# DIRECTIONS
Include the line containing "Convert this screenshot" and every line after it up to the end of the material below; reproduce them exactly and drop the pictures.

>> start DATA FOR PROCESSING

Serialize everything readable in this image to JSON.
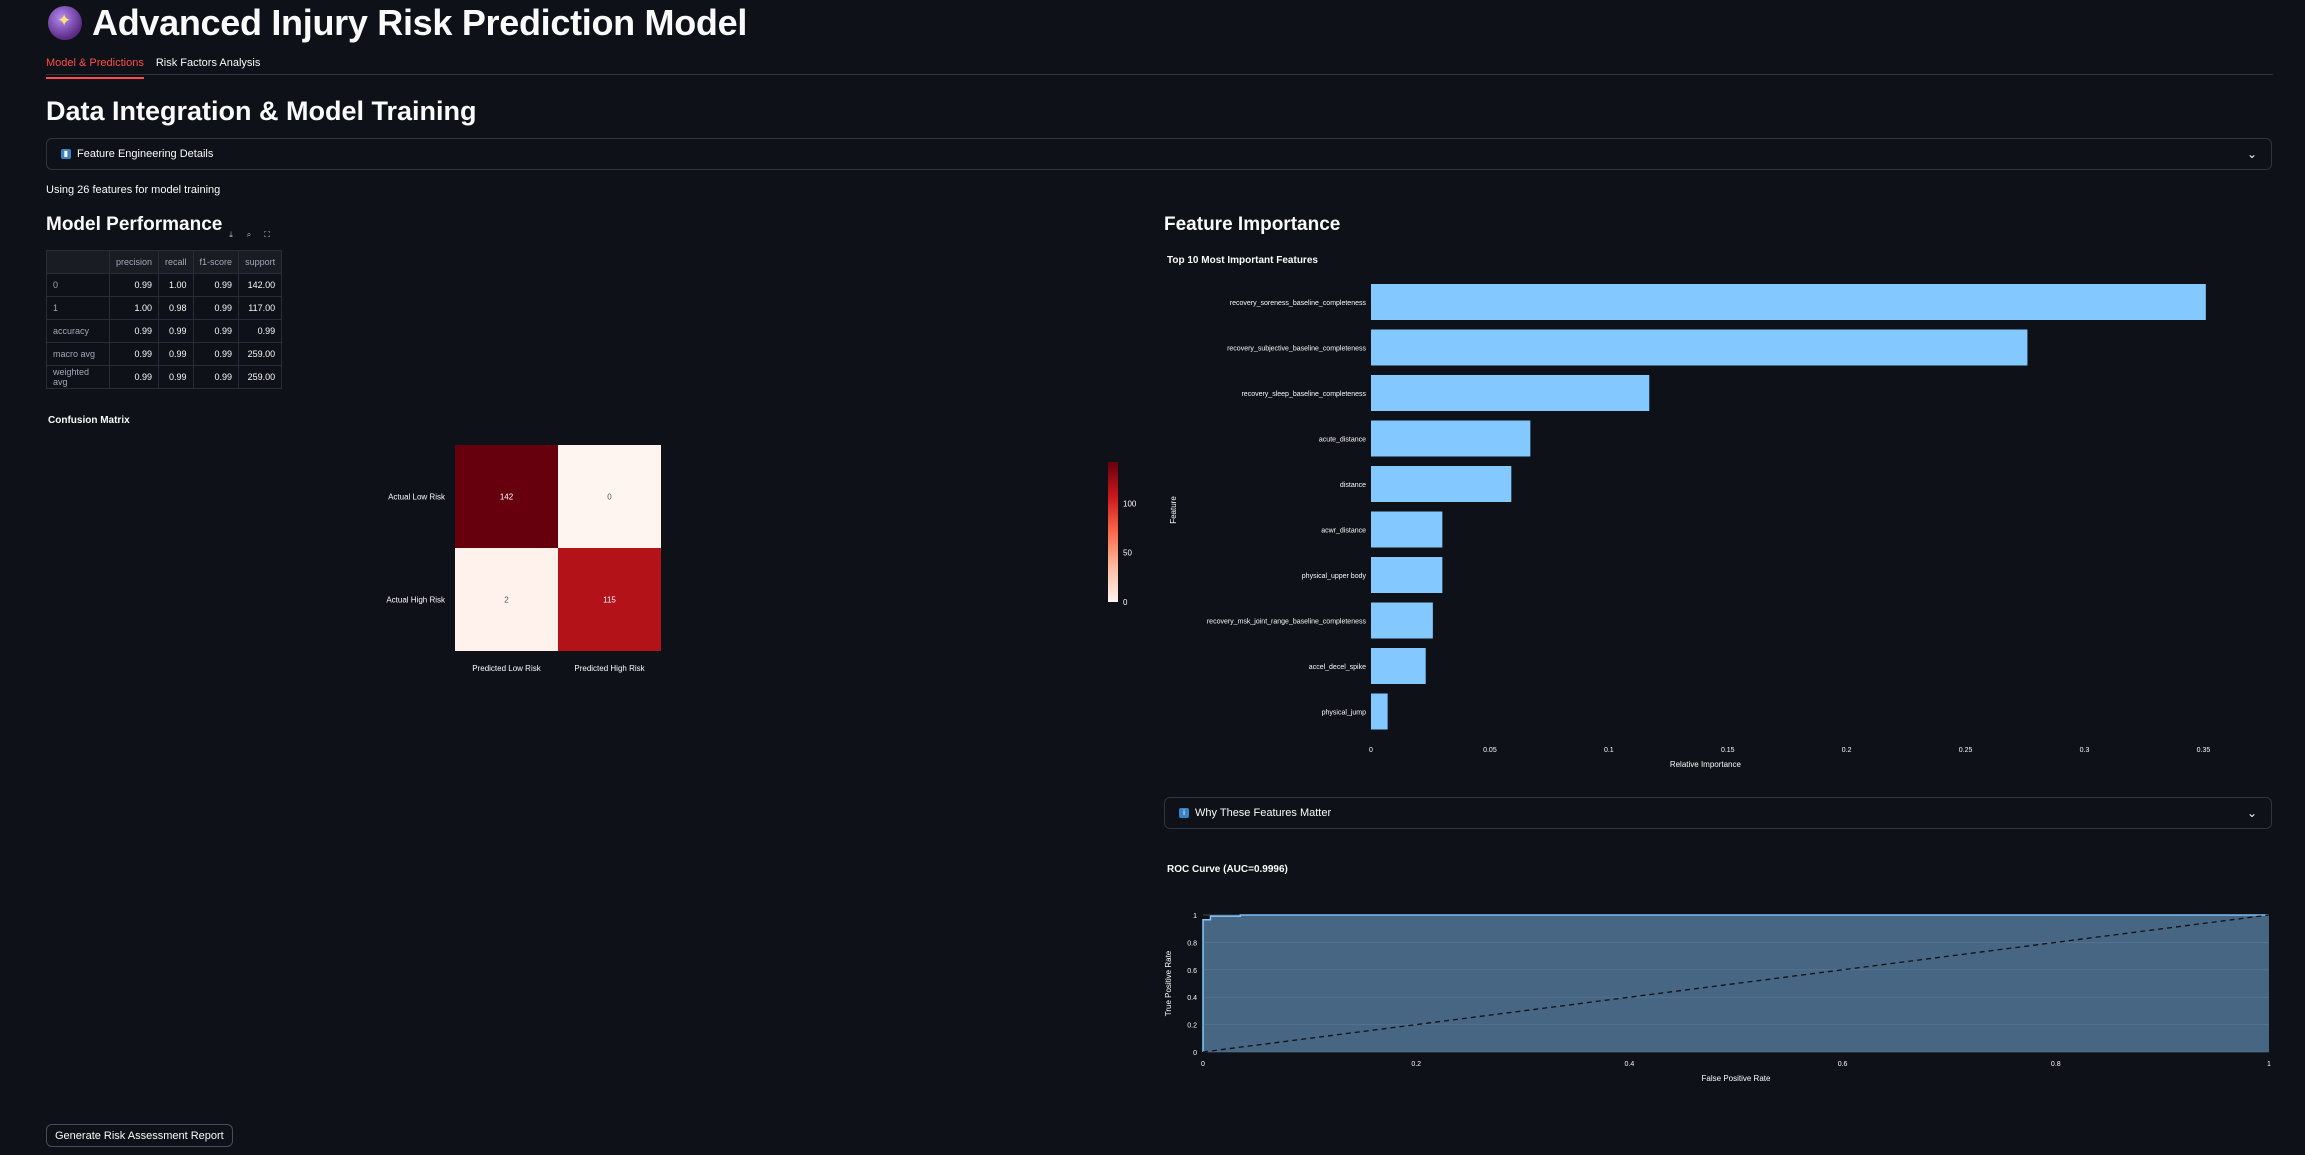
{
  "app": {
    "title": "Advanced Injury Risk Prediction Model",
    "icon": "crystal-ball-icon"
  },
  "tabs": [
    "Model & Predictions",
    "Risk Factors Analysis"
  ],
  "section_title": "Data Integration & Model Training",
  "feature_expander": {
    "label": "Feature Engineering Details",
    "icon": "chart-icon"
  },
  "features_caption": "Using 26 features for model training",
  "model_performance": {
    "title": "Model Performance",
    "columns": [
      "",
      "precision",
      "recall",
      "f1-score",
      "support"
    ],
    "rows": [
      [
        "0",
        "0.99",
        "1.00",
        "0.99",
        "142.00"
      ],
      [
        "1",
        "1.00",
        "0.98",
        "0.99",
        "117.00"
      ],
      [
        "accuracy",
        "0.99",
        "0.99",
        "0.99",
        "0.99"
      ],
      [
        "macro avg",
        "0.99",
        "0.99",
        "0.99",
        "259.00"
      ],
      [
        "weighted avg",
        "0.99",
        "0.99",
        "0.99",
        "259.00"
      ]
    ]
  },
  "confusion_matrix": {
    "title": "Confusion Matrix",
    "row_labels": [
      "Actual Low Risk",
      "Actual High Risk"
    ],
    "col_labels": [
      "Predicted Low Risk",
      "Predicted High Risk"
    ],
    "values": [
      [
        142,
        0
      ],
      [
        2,
        115
      ]
    ],
    "colorbar_ticks": [
      "100",
      "50",
      "0"
    ],
    "colorscale": [
      "#fff5f0",
      "#67000d"
    ]
  },
  "feature_importance": {
    "title": "Feature Importance",
    "bar_color": "#83c9ff"
  },
  "why_expander": {
    "label": "Why These Features Matter",
    "icon": "info-icon"
  },
  "generate_button": "Generate Risk Assessment Report",
  "chart_data": [
    {
      "type": "bar",
      "orientation": "horizontal",
      "title": "Top 10 Most Important Features",
      "xlabel": "Relative Importance",
      "ylabel": "Feature",
      "categories": [
        "recovery_soreness_baseline_completeness",
        "recovery_subjective_baseline_completeness",
        "recovery_sleep_baseline_completeness",
        "acute_distance",
        "distance",
        "acwr_distance",
        "physical_upper body",
        "recovery_msk_joint_range_baseline_completeness",
        "accel_decel_spike",
        "physical_jump"
      ],
      "values": [
        0.351,
        0.276,
        0.117,
        0.067,
        0.059,
        0.03,
        0.03,
        0.026,
        0.023,
        0.007
      ],
      "xlim": [
        0,
        0.37
      ],
      "xticks": [
        "0",
        "0.05",
        "0.1",
        "0.15",
        "0.2",
        "0.25",
        "0.3",
        "0.35"
      ],
      "xtick_values": [
        0,
        0.05,
        0.1,
        0.15,
        0.2,
        0.25,
        0.3,
        0.35
      ]
    },
    {
      "type": "area",
      "title": "ROC Curve (AUC=0.9996)",
      "xlabel": "False Positive Rate",
      "ylabel": "True Positive Rate",
      "x": [
        0,
        0,
        0.007,
        0.007,
        0.035,
        0.035,
        1
      ],
      "y": [
        0,
        0.965,
        0.965,
        0.992,
        0.992,
        1,
        1
      ],
      "diagonal": true,
      "xlim": [
        0,
        1
      ],
      "ylim": [
        0,
        1
      ],
      "xticks": [
        "0",
        "0.2",
        "0.4",
        "0.6",
        "0.8",
        "1"
      ],
      "yticks": [
        "0",
        "0.2",
        "0.4",
        "0.6",
        "0.8",
        "1"
      ],
      "tick_values": [
        0,
        0.2,
        0.4,
        0.6,
        0.8,
        1
      ],
      "line_color": "#83c9ff",
      "fill_color": "#4a6b8a"
    }
  ]
}
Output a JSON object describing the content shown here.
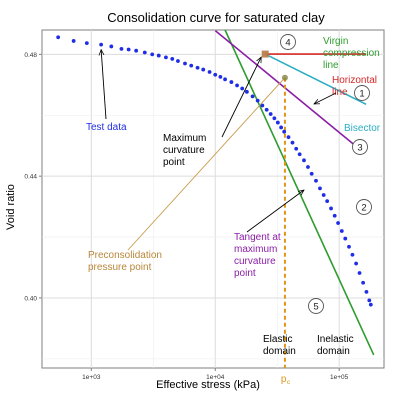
{
  "chart_data": {
    "type": "scatter",
    "title": "Consolidation curve for saturated clay",
    "xlabel": "Effective stress (kPa)",
    "ylabel": "Void ratio",
    "xscale": "log",
    "xlim": [
      400,
      230000
    ],
    "ylim": [
      0.377,
      0.488
    ],
    "xticks": [
      1000,
      10000,
      100000
    ],
    "xtick_labels": [
      "1e+03",
      "1e+04",
      "1e+05"
    ],
    "yticks": [
      0.4,
      0.44,
      0.48
    ],
    "ytick_labels": [
      "0.40",
      "0.44",
      "0.48"
    ],
    "grid": true,
    "colors": {
      "data": "#1f2ee6",
      "virgin": "#2e9c2e",
      "horizontal": "#d62828",
      "bisector": "#2aaec2",
      "tangent": "#8a1fa6",
      "pc": "#e0951a",
      "preconsol_line": "#c89a4a",
      "preconsol_text": "#b8873a",
      "annotation": "#000000"
    },
    "series": [
      {
        "name": "Test data",
        "points": [
          [
            540,
            0.4856
          ],
          [
            720,
            0.4844
          ],
          [
            920,
            0.4837
          ],
          [
            1200,
            0.4832
          ],
          [
            1450,
            0.4826
          ],
          [
            1750,
            0.4818
          ],
          [
            2000,
            0.4816
          ],
          [
            2300,
            0.4812
          ],
          [
            2700,
            0.4806
          ],
          [
            3100,
            0.48
          ],
          [
            3500,
            0.4796
          ],
          [
            4000,
            0.479
          ],
          [
            4500,
            0.4785
          ],
          [
            5000,
            0.4778
          ],
          [
            5700,
            0.477
          ],
          [
            6400,
            0.4763
          ],
          [
            7200,
            0.4756
          ],
          [
            8000,
            0.475
          ],
          [
            9000,
            0.4742
          ],
          [
            10000,
            0.4733
          ],
          [
            11000,
            0.4726
          ],
          [
            12000,
            0.4718
          ],
          [
            13500,
            0.4709
          ],
          [
            15000,
            0.4698
          ],
          [
            16500,
            0.4688
          ],
          [
            18000,
            0.4677
          ],
          [
            20000,
            0.4662
          ],
          [
            22000,
            0.4648
          ],
          [
            24000,
            0.4632
          ],
          [
            26000,
            0.4618
          ],
          [
            28000,
            0.4604
          ],
          [
            30000,
            0.459
          ],
          [
            32000,
            0.4576
          ],
          [
            34000,
            0.456
          ],
          [
            36000,
            0.4546
          ],
          [
            39000,
            0.4528
          ],
          [
            42000,
            0.451
          ],
          [
            45000,
            0.449
          ],
          [
            48000,
            0.4472
          ],
          [
            52000,
            0.4452
          ],
          [
            56000,
            0.443
          ],
          [
            60000,
            0.4408
          ],
          [
            65000,
            0.4385
          ],
          [
            70000,
            0.436
          ],
          [
            75000,
            0.4338
          ],
          [
            80000,
            0.4318
          ],
          [
            86000,
            0.4294
          ],
          [
            92000,
            0.427
          ],
          [
            98000,
            0.4246
          ],
          [
            105000,
            0.422
          ],
          [
            112000,
            0.4195
          ],
          [
            120000,
            0.4168
          ],
          [
            128000,
            0.4142
          ],
          [
            137000,
            0.4113
          ],
          [
            146000,
            0.4082
          ],
          [
            156000,
            0.405
          ],
          [
            166000,
            0.402
          ],
          [
            175000,
            0.3992
          ],
          [
            180000,
            0.3978
          ]
        ]
      },
      {
        "name": "Virgin compression line",
        "points": [
          [
            12000,
            0.488
          ],
          [
            190000,
            0.3813
          ]
        ]
      },
      {
        "name": "Horizontal line",
        "points": [
          [
            25300,
            0.4801
          ],
          [
            165000,
            0.4801
          ]
        ]
      },
      {
        "name": "Bisector",
        "points": [
          [
            25300,
            0.4801
          ],
          [
            165000,
            0.4636
          ]
        ]
      },
      {
        "name": "Tangent at maximum curvature point",
        "points": [
          [
            10000,
            0.4878
          ],
          [
            155000,
            0.448
          ]
        ]
      }
    ],
    "special_points": {
      "max_curvature": [
        25300,
        0.4801
      ],
      "preconsolidation": [
        36500,
        0.4723
      ],
      "pc_line_x": 36500
    },
    "annotations": {
      "test_data": "Test data",
      "max_curvature": [
        "Maximum",
        "curvature",
        "point"
      ],
      "preconsolidation": [
        "Preconsolidation",
        "pressure point"
      ],
      "tangent": [
        "Tangent at",
        "maximum",
        "curvature",
        "point"
      ],
      "virgin": [
        "Virgin",
        "compression",
        "line"
      ],
      "horizontal": [
        "Horizontal",
        "line"
      ],
      "bisector": "Bisector",
      "pc_label": "p",
      "pc_sub": "c",
      "elastic": [
        "Elastic",
        "domain"
      ],
      "inelastic": [
        "Inelastic",
        "domain"
      ],
      "markers": [
        "1",
        "2",
        "3",
        "4",
        "5"
      ]
    }
  }
}
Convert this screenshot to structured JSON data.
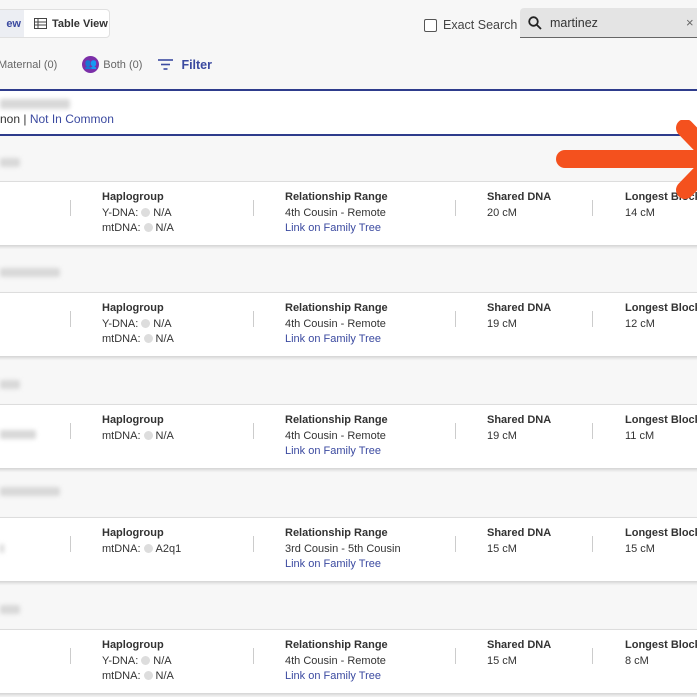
{
  "toolbar": {
    "list_view_label": "ew",
    "table_view_label": "Table View",
    "exact_search_label": "Exact Search",
    "search_value": "martinez",
    "clear_icon": "×"
  },
  "filters": {
    "maternal": "Maternal (0)",
    "both": "Both (0)",
    "filter_label": "Filter"
  },
  "common": {
    "in_common": "non",
    "separator": "|",
    "not_in_common": "Not In Common"
  },
  "labels": {
    "haplogroup": "Haplogroup",
    "relationship": "Relationship Range",
    "shared": "Shared DNA",
    "longest": "Longest Block",
    "link": "Link on Family Tree"
  },
  "matches": [
    {
      "haplo": [
        {
          "k": "Y-DNA:",
          "v": "N/A"
        },
        {
          "k": "mtDNA:",
          "v": "N/A"
        }
      ],
      "relationship": "4th Cousin - Remote",
      "shared": "20 cM",
      "longest": "14 cM"
    },
    {
      "haplo": [
        {
          "k": "Y-DNA:",
          "v": "N/A"
        },
        {
          "k": "mtDNA:",
          "v": "N/A"
        }
      ],
      "relationship": "4th Cousin - Remote",
      "shared": "19 cM",
      "longest": "12 cM"
    },
    {
      "haplo": [
        {
          "k": "mtDNA:",
          "v": "N/A"
        }
      ],
      "relationship": "4th Cousin - Remote",
      "shared": "19 cM",
      "longest": "11 cM"
    },
    {
      "haplo": [
        {
          "k": "mtDNA:",
          "v": "A2q1"
        }
      ],
      "relationship": "3rd Cousin - 5th Cousin",
      "shared": "15 cM",
      "longest": "15 cM"
    },
    {
      "haplo": [
        {
          "k": "Y-DNA:",
          "v": "N/A"
        },
        {
          "k": "mtDNA:",
          "v": "N/A"
        }
      ],
      "relationship": "4th Cousin - Remote",
      "shared": "15 cM",
      "longest": "8 cM"
    }
  ],
  "colors": {
    "accent": "#3b4aa0",
    "both": "#7b2fa8",
    "arrow": "#f4511e"
  }
}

>> end DATA FOR PROCESSING

# CORRECT ANSWER
Convert this screenshot to structured JSON data.
{
  "toolbar": {
    "list_view_label": "ew",
    "table_view_label": "Table View",
    "exact_search_label": "Exact Search",
    "search_value": "martinez",
    "clear_icon": "×"
  },
  "filters": {
    "maternal": "Maternal (0)",
    "both": "Both (0)",
    "filter_label": "Filter"
  },
  "common": {
    "in_common": "non",
    "separator": "|",
    "not_in_common": "Not In Common"
  },
  "labels": {
    "haplogroup": "Haplogroup",
    "relationship": "Relationship Range",
    "shared": "Shared DNA",
    "longest": "Longest Block",
    "link": "Link on Family Tree"
  },
  "matches": [
    {
      "haplo": [
        {
          "k": "Y-DNA:",
          "v": "N/A"
        },
        {
          "k": "mtDNA:",
          "v": "N/A"
        }
      ],
      "relationship": "4th Cousin - Remote",
      "shared": "20 cM",
      "longest": "14 cM"
    },
    {
      "haplo": [
        {
          "k": "Y-DNA:",
          "v": "N/A"
        },
        {
          "k": "mtDNA:",
          "v": "N/A"
        }
      ],
      "relationship": "4th Cousin - Remote",
      "shared": "19 cM",
      "longest": "12 cM"
    },
    {
      "haplo": [
        {
          "k": "mtDNA:",
          "v": "N/A"
        }
      ],
      "relationship": "4th Cousin - Remote",
      "shared": "19 cM",
      "longest": "11 cM"
    },
    {
      "haplo": [
        {
          "k": "mtDNA:",
          "v": "A2q1"
        }
      ],
      "relationship": "3rd Cousin - 5th Cousin",
      "shared": "15 cM",
      "longest": "15 cM"
    },
    {
      "haplo": [
        {
          "k": "Y-DNA:",
          "v": "N/A"
        },
        {
          "k": "mtDNA:",
          "v": "N/A"
        }
      ],
      "relationship": "4th Cousin - Remote",
      "shared": "15 cM",
      "longest": "8 cM"
    }
  ],
  "colors": {
    "accent": "#3b4aa0",
    "both": "#7b2fa8",
    "arrow": "#f4511e"
  }
}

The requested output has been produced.